_YOUR GOAL_:
Please set down all the lines beneath this one exactly, without the pictures.
Start SUPPLIED MATERIAL
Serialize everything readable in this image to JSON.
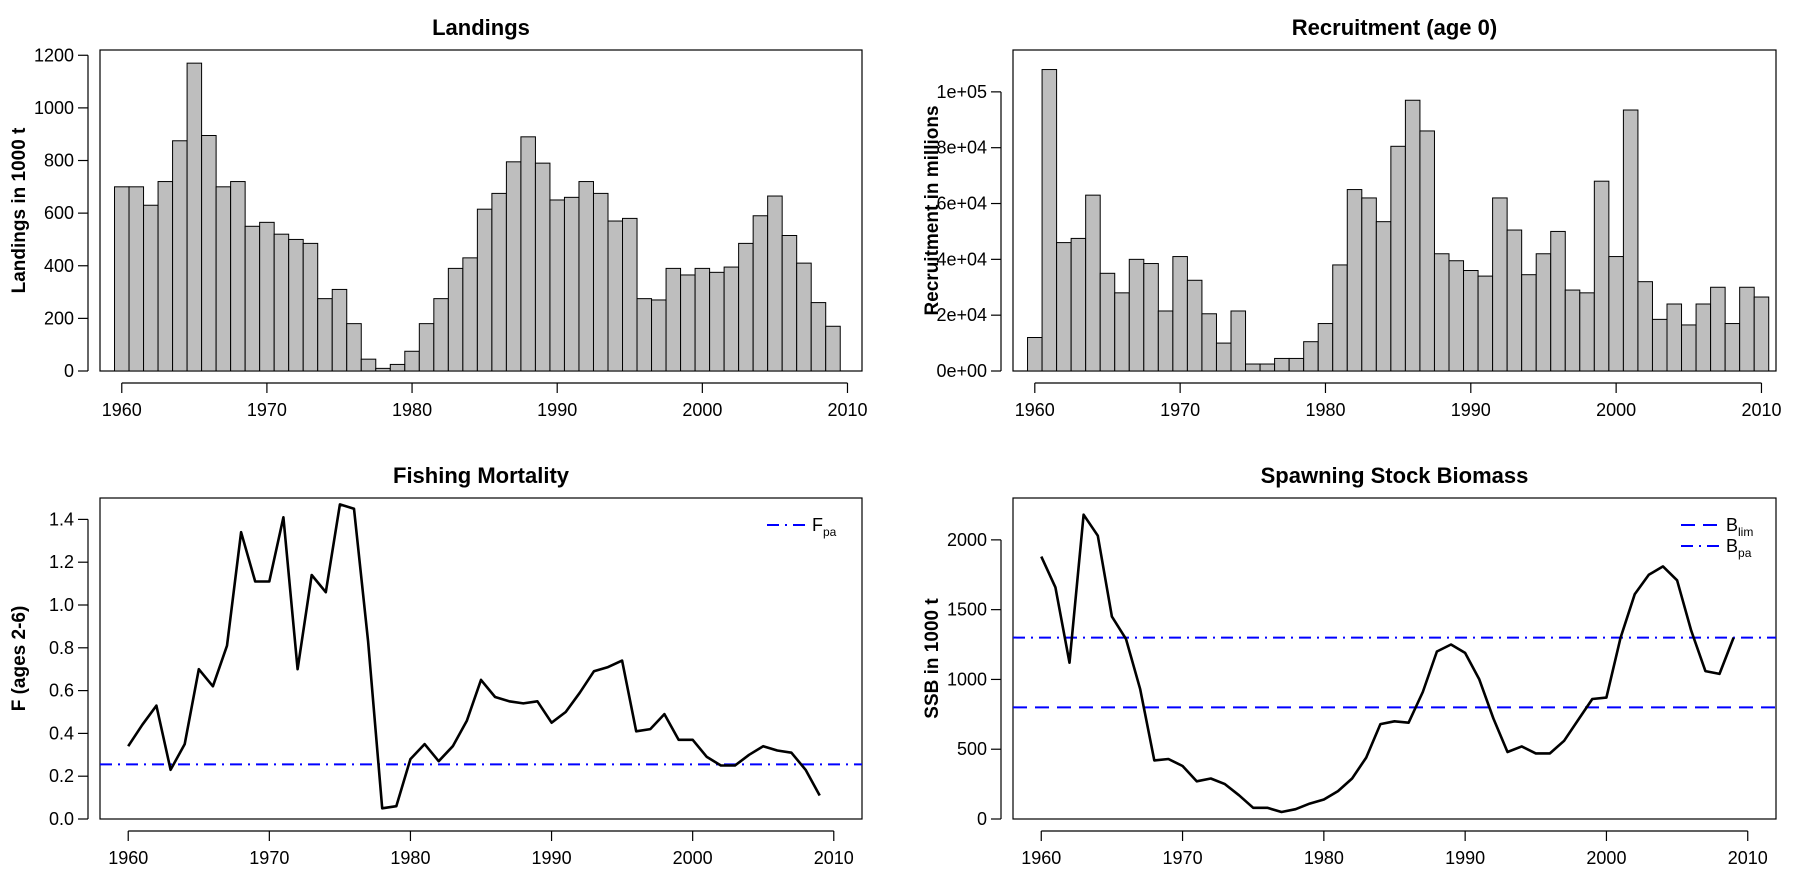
{
  "chart_data": [
    {
      "type": "bar",
      "title": "Landings",
      "xlabel": "",
      "ylabel": "Landings in 1000 t",
      "xlim": [
        1958.5,
        2011
      ],
      "ylim": [
        0,
        1220
      ],
      "x_ticks": [
        1960,
        1970,
        1980,
        1990,
        2000,
        2010
      ],
      "y_ticks": [
        0,
        200,
        400,
        600,
        800,
        1000,
        1200
      ],
      "y_tick_labels": [
        "0",
        "200",
        "400",
        "600",
        "800",
        "1000",
        "1200"
      ],
      "grid": false,
      "bar_color": "#bebebe",
      "x": [
        1960,
        1961,
        1962,
        1963,
        1964,
        1965,
        1966,
        1967,
        1968,
        1969,
        1970,
        1971,
        1972,
        1973,
        1974,
        1975,
        1976,
        1977,
        1978,
        1979,
        1980,
        1981,
        1982,
        1983,
        1984,
        1985,
        1986,
        1987,
        1988,
        1989,
        1990,
        1991,
        1992,
        1993,
        1994,
        1995,
        1996,
        1997,
        1998,
        1999,
        2000,
        2001,
        2002,
        2003,
        2004,
        2005,
        2006,
        2007,
        2008,
        2009
      ],
      "values": [
        700,
        700,
        630,
        720,
        875,
        1170,
        895,
        700,
        720,
        550,
        565,
        520,
        500,
        485,
        275,
        310,
        180,
        45,
        10,
        25,
        75,
        180,
        275,
        390,
        430,
        615,
        675,
        795,
        890,
        790,
        650,
        660,
        720,
        675,
        570,
        580,
        275,
        270,
        390,
        365,
        390,
        375,
        395,
        485,
        590,
        665,
        515,
        410,
        260,
        170
      ]
    },
    {
      "type": "bar",
      "title": "Recruitment (age 0)",
      "xlabel": "",
      "ylabel": "Recruitment in millions",
      "xlim": [
        1958.5,
        2011
      ],
      "ylim": [
        0,
        115000
      ],
      "x_ticks": [
        1960,
        1970,
        1980,
        1990,
        2000,
        2010
      ],
      "y_ticks": [
        0,
        20000,
        40000,
        60000,
        80000,
        100000
      ],
      "y_tick_labels": [
        "0e+00",
        "2e+04",
        "4e+04",
        "6e+04",
        "8e+04",
        "1e+05"
      ],
      "grid": false,
      "bar_color": "#bebebe",
      "x": [
        1960,
        1961,
        1962,
        1963,
        1964,
        1965,
        1966,
        1967,
        1968,
        1969,
        1970,
        1971,
        1972,
        1973,
        1974,
        1975,
        1976,
        1977,
        1978,
        1979,
        1980,
        1981,
        1982,
        1983,
        1984,
        1985,
        1986,
        1987,
        1988,
        1989,
        1990,
        1991,
        1992,
        1993,
        1994,
        1995,
        1996,
        1997,
        1998,
        1999,
        2000,
        2001,
        2002,
        2003,
        2004,
        2005,
        2006,
        2007,
        2008,
        2009,
        2010
      ],
      "values": [
        12000,
        108000,
        46000,
        47500,
        63000,
        35000,
        28000,
        40000,
        38500,
        21500,
        41000,
        32500,
        20500,
        10000,
        21500,
        2500,
        2500,
        4500,
        4500,
        10500,
        17000,
        38000,
        65000,
        62000,
        53500,
        80500,
        97000,
        86000,
        42000,
        39500,
        36000,
        34000,
        62000,
        50500,
        34500,
        42000,
        50000,
        29000,
        28000,
        68000,
        41000,
        93500,
        32000,
        18500,
        24000,
        16500,
        24000,
        30000,
        17000,
        30000,
        26500
      ]
    },
    {
      "type": "line",
      "title": "Fishing Mortality",
      "xlabel": "",
      "ylabel": "F (ages 2-6)",
      "xlim": [
        1958,
        2012
      ],
      "ylim": [
        0,
        1.5
      ],
      "x_ticks": [
        1960,
        1970,
        1980,
        1990,
        2000,
        2010
      ],
      "y_ticks": [
        0,
        0.2,
        0.4,
        0.6,
        0.8,
        1.0,
        1.2,
        1.4
      ],
      "y_tick_labels": [
        "0.0",
        "0.2",
        "0.4",
        "0.6",
        "0.8",
        "1.0",
        "1.2",
        "1.4"
      ],
      "grid": false,
      "legend_position": "top-right",
      "series": [
        {
          "color": "#000000",
          "x": [
            1960,
            1961,
            1962,
            1963,
            1964,
            1965,
            1966,
            1967,
            1968,
            1969,
            1970,
            1971,
            1972,
            1973,
            1974,
            1975,
            1976,
            1977,
            1978,
            1979,
            1980,
            1981,
            1982,
            1983,
            1984,
            1985,
            1986,
            1987,
            1988,
            1989,
            1990,
            1991,
            1992,
            1993,
            1994,
            1995,
            1996,
            1997,
            1998,
            1999,
            2000,
            2001,
            2002,
            2003,
            2004,
            2005,
            2006,
            2007,
            2008,
            2009
          ],
          "values": [
            0.34,
            0.44,
            0.53,
            0.23,
            0.35,
            0.7,
            0.62,
            0.81,
            1.34,
            1.11,
            1.11,
            1.41,
            0.7,
            1.14,
            1.06,
            1.47,
            1.45,
            0.83,
            0.05,
            0.06,
            0.28,
            0.35,
            0.27,
            0.34,
            0.46,
            0.65,
            0.57,
            0.55,
            0.54,
            0.55,
            0.45,
            0.5,
            0.59,
            0.69,
            0.71,
            0.74,
            0.41,
            0.42,
            0.49,
            0.37,
            0.37,
            0.29,
            0.25,
            0.25,
            0.3,
            0.34,
            0.32,
            0.31,
            0.23,
            0.11
          ]
        }
      ],
      "reference_lines": [
        {
          "name": "F",
          "name_sub": "pa",
          "value": 0.255,
          "style": "dashdot",
          "color": "#0000ff"
        }
      ]
    },
    {
      "type": "line",
      "title": "Spawning Stock Biomass",
      "xlabel": "",
      "ylabel": "SSB in 1000 t",
      "xlim": [
        1958,
        2012
      ],
      "ylim": [
        0,
        2300
      ],
      "x_ticks": [
        1960,
        1970,
        1980,
        1990,
        2000,
        2010
      ],
      "y_ticks": [
        0,
        500,
        1000,
        1500,
        2000
      ],
      "y_tick_labels": [
        "0",
        "500",
        "1000",
        "1500",
        "2000"
      ],
      "grid": false,
      "legend_position": "top-right",
      "series": [
        {
          "color": "#000000",
          "x": [
            1960,
            1961,
            1962,
            1963,
            1964,
            1965,
            1966,
            1967,
            1968,
            1969,
            1970,
            1971,
            1972,
            1973,
            1974,
            1975,
            1976,
            1977,
            1978,
            1979,
            1980,
            1981,
            1982,
            1983,
            1984,
            1985,
            1986,
            1987,
            1988,
            1989,
            1990,
            1991,
            1992,
            1993,
            1994,
            1995,
            1996,
            1997,
            1998,
            1999,
            2000,
            2001,
            2002,
            2003,
            2004,
            2005,
            2006,
            2007,
            2008,
            2009
          ],
          "values": [
            1880,
            1660,
            1120,
            2180,
            2030,
            1450,
            1290,
            930,
            420,
            430,
            380,
            270,
            290,
            250,
            170,
            80,
            80,
            50,
            70,
            110,
            140,
            200,
            290,
            440,
            680,
            700,
            690,
            910,
            1200,
            1250,
            1190,
            1000,
            720,
            480,
            520,
            470,
            470,
            560,
            710,
            860,
            870,
            1300,
            1610,
            1750,
            1810,
            1710,
            1350,
            1060,
            1040,
            1300
          ]
        }
      ],
      "reference_lines": [
        {
          "name": "B",
          "name_sub": "lim",
          "value": 800,
          "style": "dashed",
          "color": "#0000ff"
        },
        {
          "name": "B",
          "name_sub": "pa",
          "value": 1300,
          "style": "dashdot",
          "color": "#0000ff"
        }
      ]
    }
  ]
}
End SUPPLIED MATERIAL
_ANSWER IN FULL_:
Serialize everything readable in this image to JSON.
{
  "chart_data": [
    {
      "type": "bar",
      "title": "Landings",
      "xlabel": "",
      "ylabel": "Landings in 1000 t",
      "xlim": [
        1958.5,
        2011
      ],
      "ylim": [
        0,
        1220
      ],
      "x_ticks": [
        1960,
        1970,
        1980,
        1990,
        2000,
        2010
      ],
      "y_ticks": [
        0,
        200,
        400,
        600,
        800,
        1000,
        1200
      ],
      "y_tick_labels": [
        "0",
        "200",
        "400",
        "600",
        "800",
        "1000",
        "1200"
      ],
      "grid": false,
      "bar_color": "#bebebe",
      "x": [
        1960,
        1961,
        1962,
        1963,
        1964,
        1965,
        1966,
        1967,
        1968,
        1969,
        1970,
        1971,
        1972,
        1973,
        1974,
        1975,
        1976,
        1977,
        1978,
        1979,
        1980,
        1981,
        1982,
        1983,
        1984,
        1985,
        1986,
        1987,
        1988,
        1989,
        1990,
        1991,
        1992,
        1993,
        1994,
        1995,
        1996,
        1997,
        1998,
        1999,
        2000,
        2001,
        2002,
        2003,
        2004,
        2005,
        2006,
        2007,
        2008,
        2009
      ],
      "values": [
        700,
        700,
        630,
        720,
        875,
        1170,
        895,
        700,
        720,
        550,
        565,
        520,
        500,
        485,
        275,
        310,
        180,
        45,
        10,
        25,
        75,
        180,
        275,
        390,
        430,
        615,
        675,
        795,
        890,
        790,
        650,
        660,
        720,
        675,
        570,
        580,
        275,
        270,
        390,
        365,
        390,
        375,
        395,
        485,
        590,
        665,
        515,
        410,
        260,
        170
      ]
    },
    {
      "type": "bar",
      "title": "Recruitment (age 0)",
      "xlabel": "",
      "ylabel": "Recruitment in millions",
      "xlim": [
        1958.5,
        2011
      ],
      "ylim": [
        0,
        115000
      ],
      "x_ticks": [
        1960,
        1970,
        1980,
        1990,
        2000,
        2010
      ],
      "y_ticks": [
        0,
        20000,
        40000,
        60000,
        80000,
        100000
      ],
      "y_tick_labels": [
        "0e+00",
        "2e+04",
        "4e+04",
        "6e+04",
        "8e+04",
        "1e+05"
      ],
      "grid": false,
      "bar_color": "#bebebe",
      "x": [
        1960,
        1961,
        1962,
        1963,
        1964,
        1965,
        1966,
        1967,
        1968,
        1969,
        1970,
        1971,
        1972,
        1973,
        1974,
        1975,
        1976,
        1977,
        1978,
        1979,
        1980,
        1981,
        1982,
        1983,
        1984,
        1985,
        1986,
        1987,
        1988,
        1989,
        1990,
        1991,
        1992,
        1993,
        1994,
        1995,
        1996,
        1997,
        1998,
        1999,
        2000,
        2001,
        2002,
        2003,
        2004,
        2005,
        2006,
        2007,
        2008,
        2009,
        2010
      ],
      "values": [
        12000,
        108000,
        46000,
        47500,
        63000,
        35000,
        28000,
        40000,
        38500,
        21500,
        41000,
        32500,
        20500,
        10000,
        21500,
        2500,
        2500,
        4500,
        4500,
        10500,
        17000,
        38000,
        65000,
        62000,
        53500,
        80500,
        97000,
        86000,
        42000,
        39500,
        36000,
        34000,
        62000,
        50500,
        34500,
        42000,
        50000,
        29000,
        28000,
        68000,
        41000,
        93500,
        32000,
        18500,
        24000,
        16500,
        24000,
        30000,
        17000,
        30000,
        26500
      ]
    },
    {
      "type": "line",
      "title": "Fishing Mortality",
      "xlabel": "",
      "ylabel": "F (ages 2-6)",
      "xlim": [
        1958,
        2012
      ],
      "ylim": [
        0,
        1.5
      ],
      "x_ticks": [
        1960,
        1970,
        1980,
        1990,
        2000,
        2010
      ],
      "y_ticks": [
        0,
        0.2,
        0.4,
        0.6,
        0.8,
        1.0,
        1.2,
        1.4
      ],
      "y_tick_labels": [
        "0.0",
        "0.2",
        "0.4",
        "0.6",
        "0.8",
        "1.0",
        "1.2",
        "1.4"
      ],
      "grid": false,
      "legend_position": "top-right",
      "series": [
        {
          "color": "#000000",
          "x": [
            1960,
            1961,
            1962,
            1963,
            1964,
            1965,
            1966,
            1967,
            1968,
            1969,
            1970,
            1971,
            1972,
            1973,
            1974,
            1975,
            1976,
            1977,
            1978,
            1979,
            1980,
            1981,
            1982,
            1983,
            1984,
            1985,
            1986,
            1987,
            1988,
            1989,
            1990,
            1991,
            1992,
            1993,
            1994,
            1995,
            1996,
            1997,
            1998,
            1999,
            2000,
            2001,
            2002,
            2003,
            2004,
            2005,
            2006,
            2007,
            2008,
            2009
          ],
          "values": [
            0.34,
            0.44,
            0.53,
            0.23,
            0.35,
            0.7,
            0.62,
            0.81,
            1.34,
            1.11,
            1.11,
            1.41,
            0.7,
            1.14,
            1.06,
            1.47,
            1.45,
            0.83,
            0.05,
            0.06,
            0.28,
            0.35,
            0.27,
            0.34,
            0.46,
            0.65,
            0.57,
            0.55,
            0.54,
            0.55,
            0.45,
            0.5,
            0.59,
            0.69,
            0.71,
            0.74,
            0.41,
            0.42,
            0.49,
            0.37,
            0.37,
            0.29,
            0.25,
            0.25,
            0.3,
            0.34,
            0.32,
            0.31,
            0.23,
            0.11
          ]
        }
      ],
      "reference_lines": [
        {
          "name": "F",
          "name_sub": "pa",
          "value": 0.255,
          "style": "dashdot",
          "color": "#0000ff"
        }
      ]
    },
    {
      "type": "line",
      "title": "Spawning Stock Biomass",
      "xlabel": "",
      "ylabel": "SSB in 1000 t",
      "xlim": [
        1958,
        2012
      ],
      "ylim": [
        0,
        2300
      ],
      "x_ticks": [
        1960,
        1970,
        1980,
        1990,
        2000,
        2010
      ],
      "y_ticks": [
        0,
        500,
        1000,
        1500,
        2000
      ],
      "y_tick_labels": [
        "0",
        "500",
        "1000",
        "1500",
        "2000"
      ],
      "grid": false,
      "legend_position": "top-right",
      "series": [
        {
          "color": "#000000",
          "x": [
            1960,
            1961,
            1962,
            1963,
            1964,
            1965,
            1966,
            1967,
            1968,
            1969,
            1970,
            1971,
            1972,
            1973,
            1974,
            1975,
            1976,
            1977,
            1978,
            1979,
            1980,
            1981,
            1982,
            1983,
            1984,
            1985,
            1986,
            1987,
            1988,
            1989,
            1990,
            1991,
            1992,
            1993,
            1994,
            1995,
            1996,
            1997,
            1998,
            1999,
            2000,
            2001,
            2002,
            2003,
            2004,
            2005,
            2006,
            2007,
            2008,
            2009
          ],
          "values": [
            1880,
            1660,
            1120,
            2180,
            2030,
            1450,
            1290,
            930,
            420,
            430,
            380,
            270,
            290,
            250,
            170,
            80,
            80,
            50,
            70,
            110,
            140,
            200,
            290,
            440,
            680,
            700,
            690,
            910,
            1200,
            1250,
            1190,
            1000,
            720,
            480,
            520,
            470,
            470,
            560,
            710,
            860,
            870,
            1300,
            1610,
            1750,
            1810,
            1710,
            1350,
            1060,
            1040,
            1300
          ]
        }
      ],
      "reference_lines": [
        {
          "name": "B",
          "name_sub": "lim",
          "value": 800,
          "style": "dashed",
          "color": "#0000ff"
        },
        {
          "name": "B",
          "name_sub": "pa",
          "value": 1300,
          "style": "dashdot",
          "color": "#0000ff"
        }
      ]
    }
  ]
}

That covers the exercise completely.